Copy the records that follow exactly as written, but not their pictures.

####################

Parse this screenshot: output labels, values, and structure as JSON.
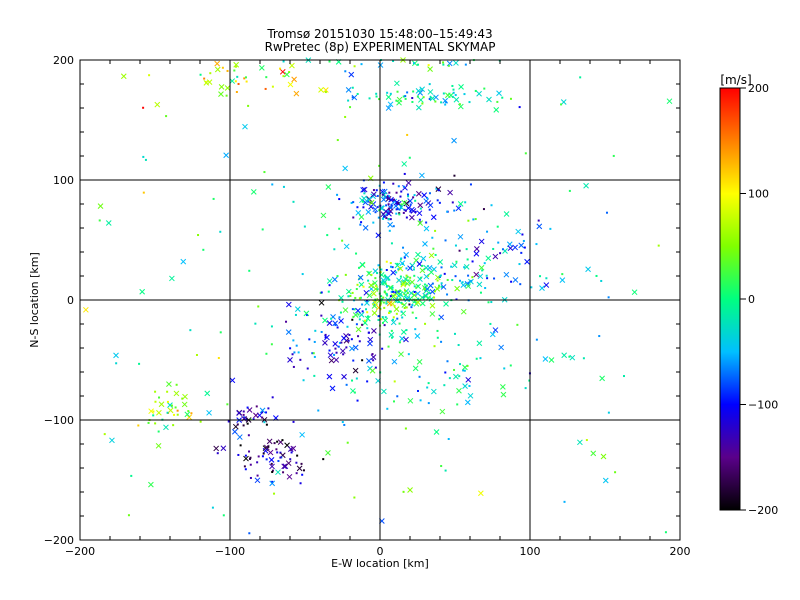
{
  "chart_data": {
    "type": "scatter",
    "title": "Tromsø 20151030 15:48:00–15:49:43",
    "subtitle": "RwPretec (8p) EXPERIMENTAL SKYMAP",
    "xlabel": "E-W location [km]",
    "ylabel": "N-S location [km]",
    "xlim": [
      -200,
      200
    ],
    "ylim": [
      -200,
      200
    ],
    "x_ticks": [
      "−200",
      "−100",
      "0",
      "100",
      "200"
    ],
    "y_ticks": [
      "−200",
      "−100",
      "0",
      "100",
      "200"
    ],
    "grid": true,
    "markers": [
      "dot",
      "x"
    ],
    "colorbar": {
      "label": "[m/s]",
      "min": -200,
      "max": 200,
      "ticks": [
        "200",
        "100",
        "0",
        "−100",
        "−200"
      ],
      "colormap": [
        "#000000",
        "#5a008a",
        "#0000ff",
        "#00c0ff",
        "#00ff80",
        "#80ff00",
        "#ffff00",
        "#ff8000",
        "#ff0000"
      ]
    },
    "clusters": [
      {
        "center": [
          10,
          80
        ],
        "spread": [
          18,
          8
        ],
        "velocity": -90,
        "count": 150
      },
      {
        "center": [
          5,
          5
        ],
        "spread": [
          18,
          14
        ],
        "velocity": 10,
        "count": 230
      },
      {
        "center": [
          40,
          20
        ],
        "spread": [
          25,
          12
        ],
        "velocity": -50,
        "count": 80
      },
      {
        "center": [
          -70,
          -130
        ],
        "spread": [
          15,
          12
        ],
        "velocity": -150,
        "count": 70
      },
      {
        "center": [
          -85,
          -95
        ],
        "spread": [
          10,
          8
        ],
        "velocity": -110,
        "count": 30
      },
      {
        "center": [
          -30,
          -35
        ],
        "spread": [
          20,
          18
        ],
        "velocity": -100,
        "count": 90
      },
      {
        "center": [
          -140,
          -95
        ],
        "spread": [
          10,
          10
        ],
        "velocity": 60,
        "count": 40
      },
      {
        "center": [
          -95,
          180
        ],
        "spread": [
          30,
          10
        ],
        "velocity": 90,
        "count": 45
      },
      {
        "center": [
          30,
          170
        ],
        "spread": [
          28,
          5
        ],
        "velocity": -20,
        "count": 70
      },
      {
        "center": [
          20,
          198
        ],
        "spread": [
          35,
          3
        ],
        "velocity": -10,
        "count": 35
      },
      {
        "center": [
          40,
          -50
        ],
        "spread": [
          40,
          30
        ],
        "velocity": -30,
        "count": 80
      },
      {
        "center": [
          80,
          40
        ],
        "spread": [
          30,
          20
        ],
        "velocity": -80,
        "count": 40
      },
      {
        "center": [
          0,
          0
        ],
        "spread": [
          120,
          110
        ],
        "velocity": 0,
        "count": 200
      }
    ]
  }
}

####################

(Answer for the task):
Parse this screenshot: output labels, values, and structure as JSON.
{
  "chart_data": {
    "type": "scatter",
    "title": "Tromsø 20151030 15:48:00–15:49:43",
    "subtitle": "RwPretec (8p) EXPERIMENTAL SKYMAP",
    "xlabel": "E-W location [km]",
    "ylabel": "N-S location [km]",
    "xlim": [
      -200,
      200
    ],
    "ylim": [
      -200,
      200
    ],
    "x_ticks": [
      "−200",
      "−100",
      "0",
      "100",
      "200"
    ],
    "y_ticks": [
      "−200",
      "−100",
      "0",
      "100",
      "200"
    ],
    "grid": true,
    "markers": [
      "dot",
      "x"
    ],
    "colorbar": {
      "label": "[m/s]",
      "min": -200,
      "max": 200,
      "ticks": [
        "200",
        "100",
        "0",
        "−100",
        "−200"
      ],
      "colormap": [
        "#000000",
        "#5a008a",
        "#0000ff",
        "#00c0ff",
        "#00ff80",
        "#80ff00",
        "#ffff00",
        "#ff8000",
        "#ff0000"
      ]
    },
    "clusters": [
      {
        "center": [
          10,
          80
        ],
        "spread": [
          18,
          8
        ],
        "velocity": -90,
        "count": 150
      },
      {
        "center": [
          5,
          5
        ],
        "spread": [
          18,
          14
        ],
        "velocity": 10,
        "count": 230
      },
      {
        "center": [
          40,
          20
        ],
        "spread": [
          25,
          12
        ],
        "velocity": -50,
        "count": 80
      },
      {
        "center": [
          -70,
          -130
        ],
        "spread": [
          15,
          12
        ],
        "velocity": -150,
        "count": 70
      },
      {
        "center": [
          -85,
          -95
        ],
        "spread": [
          10,
          8
        ],
        "velocity": -110,
        "count": 30
      },
      {
        "center": [
          -30,
          -35
        ],
        "spread": [
          20,
          18
        ],
        "velocity": -100,
        "count": 90
      },
      {
        "center": [
          -140,
          -95
        ],
        "spread": [
          10,
          10
        ],
        "velocity": 60,
        "count": 40
      },
      {
        "center": [
          -95,
          180
        ],
        "spread": [
          30,
          10
        ],
        "velocity": 90,
        "count": 45
      },
      {
        "center": [
          30,
          170
        ],
        "spread": [
          28,
          5
        ],
        "velocity": -20,
        "count": 70
      },
      {
        "center": [
          20,
          198
        ],
        "spread": [
          35,
          3
        ],
        "velocity": -10,
        "count": 35
      },
      {
        "center": [
          40,
          -50
        ],
        "spread": [
          40,
          30
        ],
        "velocity": -30,
        "count": 80
      },
      {
        "center": [
          80,
          40
        ],
        "spread": [
          30,
          20
        ],
        "velocity": -80,
        "count": 40
      },
      {
        "center": [
          0,
          0
        ],
        "spread": [
          120,
          110
        ],
        "velocity": 0,
        "count": 200
      }
    ]
  }
}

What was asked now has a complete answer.